• _Provided passage_:
::::::::::

# Very very slim... How to bulk up?



## Rwp (Dec 29, 2012)

Hi

I am posting this for a friend of mine who needed some advice.

He is 6ft tall and weighs and 10-11stones.

He is very very slim. Though he eats whatever he desires but does not gain weight.

Hebos 33 and has always been the way he is.

His biceps are the same size as a average mans forearms.

He wants to bulk..... What is the best way?

Also any supplements to help bulk?

Your help would be appreciated as he is very stressed about it.

Thank you guys!!!


----------



## splinter1466867924 (Aug 5, 2005)

Does he even workout?

Slowly increasing calories week by week, would be the smart way to steadily gain weight.


----------



## daddy123 (Nov 30, 2012)

splinter said:


> Does he even workout?
> 
> Slowly increasing calories week by week, would be the smart way to steadily gain weight.


^^^^^^^^^^^^^^^^^^^^^^^^^^^^^^^^^^^^^^^^^^^^^^^^^^^^^^^^^^^^^^^^


----------



## justheretosnoop (Jun 15, 2012)

splinter said:


> Does he even workout?
> 
> Slowly increasing calories week by week, would be the smart way to steadily gain weight.


That.

No need to over think here, just sloooowly increase cals and lift hard.


----------



## splinter1466867924 (Aug 5, 2005)

::::::::::

• _Recorded information_:
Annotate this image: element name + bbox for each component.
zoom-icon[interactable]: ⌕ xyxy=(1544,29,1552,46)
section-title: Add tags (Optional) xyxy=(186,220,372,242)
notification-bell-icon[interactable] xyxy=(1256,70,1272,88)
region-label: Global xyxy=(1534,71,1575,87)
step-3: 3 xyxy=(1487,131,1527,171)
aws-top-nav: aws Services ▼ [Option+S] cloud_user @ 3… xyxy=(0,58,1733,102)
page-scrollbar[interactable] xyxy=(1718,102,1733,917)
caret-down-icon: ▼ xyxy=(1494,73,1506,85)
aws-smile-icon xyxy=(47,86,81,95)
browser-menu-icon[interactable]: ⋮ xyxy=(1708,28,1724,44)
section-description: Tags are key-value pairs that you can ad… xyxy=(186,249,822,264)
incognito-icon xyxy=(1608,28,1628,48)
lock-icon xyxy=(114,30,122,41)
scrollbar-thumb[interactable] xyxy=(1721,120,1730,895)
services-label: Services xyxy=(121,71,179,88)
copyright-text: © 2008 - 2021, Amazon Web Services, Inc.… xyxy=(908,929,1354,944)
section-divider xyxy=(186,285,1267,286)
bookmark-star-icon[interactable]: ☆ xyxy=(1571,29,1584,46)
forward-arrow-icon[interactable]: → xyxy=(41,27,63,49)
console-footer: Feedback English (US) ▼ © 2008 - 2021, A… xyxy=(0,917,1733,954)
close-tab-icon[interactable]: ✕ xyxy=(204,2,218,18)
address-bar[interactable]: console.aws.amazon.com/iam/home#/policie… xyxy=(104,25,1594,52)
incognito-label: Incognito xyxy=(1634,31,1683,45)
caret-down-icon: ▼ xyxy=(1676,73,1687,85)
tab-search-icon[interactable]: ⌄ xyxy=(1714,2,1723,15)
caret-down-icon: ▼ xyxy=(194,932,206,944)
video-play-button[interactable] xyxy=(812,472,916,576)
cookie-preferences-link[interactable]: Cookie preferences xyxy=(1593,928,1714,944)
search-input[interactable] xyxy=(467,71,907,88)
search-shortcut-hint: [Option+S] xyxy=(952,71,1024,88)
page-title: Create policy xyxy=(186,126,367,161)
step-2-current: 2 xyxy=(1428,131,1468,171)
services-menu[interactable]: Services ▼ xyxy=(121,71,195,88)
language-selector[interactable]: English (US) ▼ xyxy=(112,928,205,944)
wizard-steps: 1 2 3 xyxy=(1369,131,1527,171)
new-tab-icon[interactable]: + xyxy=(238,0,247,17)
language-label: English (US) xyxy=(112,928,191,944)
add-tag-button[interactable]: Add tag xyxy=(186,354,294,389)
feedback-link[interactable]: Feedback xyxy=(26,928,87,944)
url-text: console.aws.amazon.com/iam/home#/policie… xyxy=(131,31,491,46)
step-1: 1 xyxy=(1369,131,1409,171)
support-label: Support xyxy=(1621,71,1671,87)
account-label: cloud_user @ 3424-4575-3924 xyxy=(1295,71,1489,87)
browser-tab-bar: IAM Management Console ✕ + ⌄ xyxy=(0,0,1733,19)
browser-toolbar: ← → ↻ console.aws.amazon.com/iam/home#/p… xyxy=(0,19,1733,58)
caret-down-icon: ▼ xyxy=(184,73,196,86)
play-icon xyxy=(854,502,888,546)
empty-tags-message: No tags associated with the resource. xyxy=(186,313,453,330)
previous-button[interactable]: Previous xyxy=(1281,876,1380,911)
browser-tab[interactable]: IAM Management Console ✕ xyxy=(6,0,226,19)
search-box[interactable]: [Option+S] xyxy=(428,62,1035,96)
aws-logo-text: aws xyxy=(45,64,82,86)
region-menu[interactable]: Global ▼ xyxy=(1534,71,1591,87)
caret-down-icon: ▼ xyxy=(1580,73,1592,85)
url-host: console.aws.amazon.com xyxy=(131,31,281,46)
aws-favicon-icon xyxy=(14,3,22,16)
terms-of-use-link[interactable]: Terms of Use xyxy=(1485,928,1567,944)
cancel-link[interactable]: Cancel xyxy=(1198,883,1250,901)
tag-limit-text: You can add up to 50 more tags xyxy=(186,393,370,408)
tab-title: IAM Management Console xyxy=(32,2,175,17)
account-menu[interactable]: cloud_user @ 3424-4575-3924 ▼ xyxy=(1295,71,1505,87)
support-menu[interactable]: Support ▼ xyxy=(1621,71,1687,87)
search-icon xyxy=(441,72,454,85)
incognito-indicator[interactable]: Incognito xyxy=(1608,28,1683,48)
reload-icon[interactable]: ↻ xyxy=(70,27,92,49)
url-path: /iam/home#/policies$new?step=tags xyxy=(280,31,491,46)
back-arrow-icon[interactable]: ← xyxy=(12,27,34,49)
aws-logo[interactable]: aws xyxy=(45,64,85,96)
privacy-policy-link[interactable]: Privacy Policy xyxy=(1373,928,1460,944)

::::::::::

• _Your instructions_: Can you continue the forum thread above about helping a very slim friend bulk up from where it stops?

• _Result_:
Didn't mean for it to sound like a 'Do you even lift' meme.


----------



## crazycal1 (Sep 21, 2005)

its not just a case of eating more for an ectomorph.

saying JUST eat more when the chap obviously is eating more than his size would dictate isnt that helpful. (or i wouldnt find it so).

obviously his food needs sorting tho.

a high volume routine with high frequency may suit an overweight individual trying to lose weight, but the dude needs a routine that will stimulate his appetite as well, to help him force more food down.

a low volume low frequency routine will help him burn less cals and use those cals for recovery instead.

squats and deads increase your appetite but if you do too much you over train and lose your appetite..

(of course theres no such thing as overtraining lol but its my opinion)


----------



## stuartcore (Jan 7, 2007)

Any reason why he cant come on his self?! we don't bite and it would be easier for him to interact and learn with question etc. just a thought.

Like splinter said increase the calories slowly and keep to the basics. Training is a must otherwise it maybe a case of him putting shite weight on instead of quality.


----------



## EXTREME (Aug 5, 2005)

"He eats what he wants", that does not allow us to offer any guidance at all. What if he likes French Fancies and Kit Kats?

We need an indication of his diet, or if I'm right in thinking he will not be able to offer this, he needs to go away and right down everything he eats for a week and then post what it looks like.

The next thing he should do is JOIN THE FORUM, and tell us his current diet and then what he thinks it should be. This is the beginning of his EDUCATION ON HOW TO TAKE CONTROL OF HIS BODY THROUGH HIS DIET. This may mean he needs to think for himself, a situation that is becoming less popular as far as I can see!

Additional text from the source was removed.